━━ INPUT DATA
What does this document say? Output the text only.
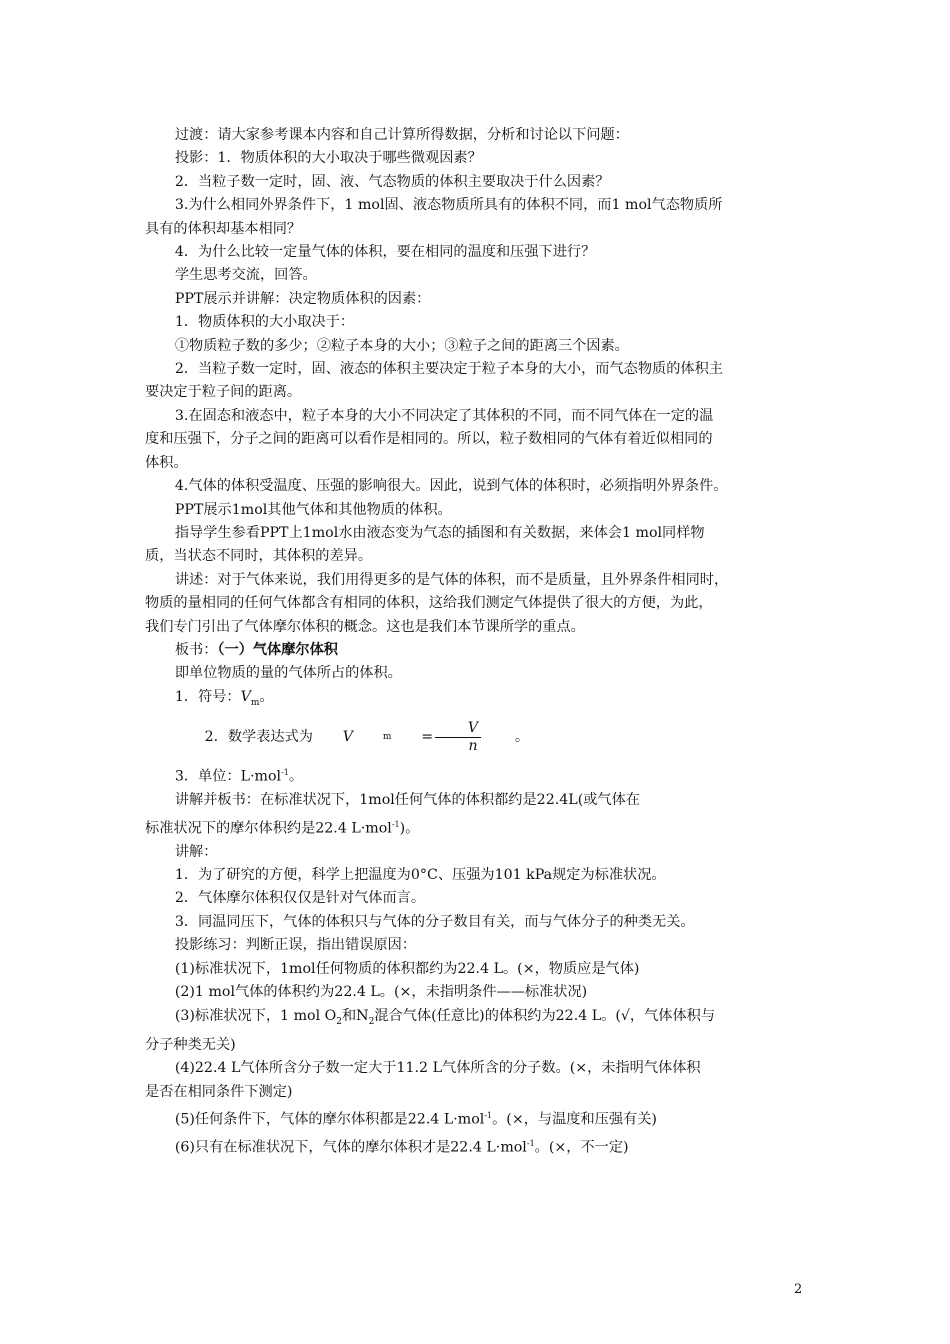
过渡：请大家参考课本内容和自己计算所得数据，分析和讨论以下问题：

投影：1．物质体积的大小取决于哪些微观因素？

2．当粒子数一定时，固、液、气态物质的体积主要取决于什么因素？

3.为什么相同外界条件下，1 mol固、液态物质所具有的体积不同，而1 mol气态物质所

具有的体积却基本相同？

4．为什么比较一定量气体的体积，要在相同的温度和压强下进行？

学生思考交流，回答。

PPT展示并讲解：决定物质体积的因素：

1．物质体积的大小取决于：

①物质粒子数的多少；②粒子本身的大小；③粒子之间的距离三个因素。

2．当粒子数一定时，固、液态的体积主要决定于粒子本身的大小，而气态物质的体积主

要决定于粒子间的距离。

3.在固态和液态中，粒子本身的大小不同决定了其体积的不同，而不同气体在一定的温

度和压强下，分子之间的距离可以看作是相同的。所以，粒子数相同的气体有着近似相同的

体积。

4.气体的体积受温度、压强的影响很大。因此，说到气体的体积时，必须指明外界条件。

PPT展示1mol其他气体和其他物质的体积。

指导学生参看PPT上1mol水由液态变为气态的插图和有关数据，来体会1 mol同样物

质，当状态不同时，其体积的差异。

讲述：对于气体来说，我们用得更多的是气体的体积，而不是质量，且外界条件相同时，

物质的量相同的任何气体都含有相同的体积，这给我们测定气体提供了很大的方便，为此，

我们专门引出了气体摩尔体积的概念。这也是我们本节课所学的重点。

板书：（一）气体摩尔体积

即单位物质的量的气体所占的体积。

1．符号：$V_m$。

2．数学表达式为	V	m	= $\frac{V}{n}$	。

3．单位：L·mol$^{-1}$。

讲解并板书：在标准状况下，1mol任何气体的体积都约是22.4L(或气体在

标准状况下的摩尔体积约是22.4 L·mol$^{-1}$)。

讲解：

1．为了研究的方便，科学上把温度为0°C、压强为101 kPa规定为标准状况。

2．气体摩尔体积仅仅是针对气体而言。

3．同温同压下，气体的体积只与气体的分子数目有关，而与气体分子的种类无关。

投影练习：判断正误，指出错误原因：

(1)标准状况下，1mol任何物质的体积都约为22.4 L。(×，物质应是气体)

(2)1 mol气体的体积约为22.4 L。(×，未指明条件——标准状况)

(3)标准状况下，1 mol $O_2$和$N_2$混合气体(任意比)的体积约为22.4 L。(√，气体体积与

分子种类无关)

(4)22.4 L气体所含分子数一定大于11.2 L气体所含的分子数。(×，未指明气体体积

是否在相同条件下测定)

(5)任何条件下，气体的摩尔体积都是22.4 L·mol$^{-1}$。(×，与温度和压强有关)

(6)只有在标准状况下，气体的摩尔体积才是22.4 L·mol$^{-1}$。(×，不一定)

2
━━━━
> **PROBLEM**
Using the material above, copy every line in which the string "当粒子数一定时" occurs.

> **RESULT FOR THIS TASK**
2．当粒子数一定时，固、液、气态物质的体积主要取决于什么因素？
2．当粒子数一定时，固、液态的体积主要决定于粒子本身的大小，而气态物质的体积主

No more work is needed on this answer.